Task brief —
Please turn every line of the records below into a Markdown table with the columns Row and Line, numbering each row and leaving out blank lines.
===
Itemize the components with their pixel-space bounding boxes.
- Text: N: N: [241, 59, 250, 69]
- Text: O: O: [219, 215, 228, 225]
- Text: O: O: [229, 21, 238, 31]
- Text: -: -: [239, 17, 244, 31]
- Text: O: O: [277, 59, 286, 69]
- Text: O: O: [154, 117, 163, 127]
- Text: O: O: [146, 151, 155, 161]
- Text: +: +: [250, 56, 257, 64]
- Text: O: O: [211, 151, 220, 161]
===
Solution for this problem —
| Row | Line |
|---|---|
| 1 | Itemize the components with their pixel-space bounding boxes. |
| 2 | - Text: N: N: [241, 59, 250, 69] |
| 3 | - Text: O: O: [219, 215, 228, 225] |
| 4 | - Text: O: O: [229, 21, 238, 31] |
| 5 | - Text: -: -: [239, 17, 244, 31] |
| 6 | - Text: O: O: [277, 59, 286, 69] |
| 7 | - Text: O: O: [154, 117, 163, 127] |
| 8 | - Text: O: O: [146, 151, 155, 161] |
| 9 | - Text: +: +: [250, 56, 257, 64] |
| 10 | - Text: O: O: [211, 151, 220, 161] |